_Text to read_
------

C# html viewing using html agility pack

Question

I made a console c# application which is supposed to display the html source of a page.

Instead, the console app is showing HtmlAgilityPack.HtmlDocument.

Can anyone explain to me why that is?

class Program
{
    public HtmlDocument read()
    {
        HtmlWeb htmlWeb = new HtmlWeb();
        try
        {
            HtmlAgilityPack.HtmlDocument document = htmlWeb.Load("http://www.yahoo.com");
            return document;
        }
        catch (Exception e)
        {
            Console.WriteLine("Error : " + e.ToString());
            return null;     
        }
    }     

    static void Main(string[] args)
    {
        Program dis = new Program();
        string text = Convert.ToString(dis.read());
        Console.WriteLine(text);
        Console.ReadLine();        
    }
}

I don't know the model of HtmlDocument; but clearly its ToString() is not implemented to return the html. You will need to inspect the properties and use one of them which should contain the source. — Nate
– Nate, Commented Jul 3, 2013 at 15:30

Amine Hajyoussef · Accepted Answer · 2013-07-03 15:41:05Z

3

replace

 return document;

with:

 return document.DocumentNode.InnerHtml;

or if you wanna to extract text only (without HTML tags):

 return document.DocumentNode.InnerText;

the whole code would be:

class Program
{
    public string read()

------

_Supplied entries_
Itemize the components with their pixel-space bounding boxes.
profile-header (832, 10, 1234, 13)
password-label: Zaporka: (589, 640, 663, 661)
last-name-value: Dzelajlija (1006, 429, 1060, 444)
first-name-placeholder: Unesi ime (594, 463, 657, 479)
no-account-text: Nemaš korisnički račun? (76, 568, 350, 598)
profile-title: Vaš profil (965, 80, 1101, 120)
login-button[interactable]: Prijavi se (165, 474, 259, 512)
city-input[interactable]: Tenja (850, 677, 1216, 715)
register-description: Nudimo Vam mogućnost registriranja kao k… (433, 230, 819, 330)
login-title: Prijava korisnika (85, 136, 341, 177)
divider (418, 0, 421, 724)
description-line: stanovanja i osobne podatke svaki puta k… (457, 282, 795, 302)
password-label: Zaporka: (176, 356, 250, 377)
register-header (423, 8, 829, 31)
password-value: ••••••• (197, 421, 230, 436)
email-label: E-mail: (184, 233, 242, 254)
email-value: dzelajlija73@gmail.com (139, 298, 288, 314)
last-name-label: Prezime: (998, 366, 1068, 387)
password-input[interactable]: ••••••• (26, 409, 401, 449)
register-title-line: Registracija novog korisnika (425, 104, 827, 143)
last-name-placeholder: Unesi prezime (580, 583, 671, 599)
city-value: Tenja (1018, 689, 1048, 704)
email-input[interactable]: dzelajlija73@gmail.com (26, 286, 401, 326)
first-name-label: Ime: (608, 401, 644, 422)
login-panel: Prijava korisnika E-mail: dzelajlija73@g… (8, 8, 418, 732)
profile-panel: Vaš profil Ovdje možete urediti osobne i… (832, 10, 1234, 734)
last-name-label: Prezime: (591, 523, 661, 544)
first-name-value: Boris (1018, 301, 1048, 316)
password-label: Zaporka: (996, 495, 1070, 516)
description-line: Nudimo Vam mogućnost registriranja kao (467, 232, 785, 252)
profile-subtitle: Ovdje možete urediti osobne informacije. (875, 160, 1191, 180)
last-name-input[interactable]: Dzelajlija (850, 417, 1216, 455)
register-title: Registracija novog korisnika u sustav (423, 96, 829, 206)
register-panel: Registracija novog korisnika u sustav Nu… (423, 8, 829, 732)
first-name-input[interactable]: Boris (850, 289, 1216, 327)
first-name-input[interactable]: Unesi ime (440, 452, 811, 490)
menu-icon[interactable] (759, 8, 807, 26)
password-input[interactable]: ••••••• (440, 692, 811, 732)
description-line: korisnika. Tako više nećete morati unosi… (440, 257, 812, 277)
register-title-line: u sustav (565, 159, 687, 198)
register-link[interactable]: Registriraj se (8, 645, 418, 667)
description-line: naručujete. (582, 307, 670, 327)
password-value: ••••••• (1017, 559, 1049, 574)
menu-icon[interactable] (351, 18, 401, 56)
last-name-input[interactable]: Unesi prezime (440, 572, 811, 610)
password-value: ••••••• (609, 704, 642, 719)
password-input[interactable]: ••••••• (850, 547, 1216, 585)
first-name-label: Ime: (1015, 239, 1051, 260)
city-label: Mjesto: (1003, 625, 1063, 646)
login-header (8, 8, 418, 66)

------

_Set tasks_
a. In the Html Agility Pack thread, what does the accepted answer say to return to extract text only, without HTML tags?
b. Write out the part of the Html Agility Pack thread starting with "I made a console" and going on through "is showing HtmlAgilityPack.HtmlDocument.".

_Answers to the tasks_
a. return document.DocumentNode.InnerText;

b.
I made a console c# application which is supposed to display the html source of a page.

Instead, the console app is showing HtmlAgilityPack.HtmlDocument.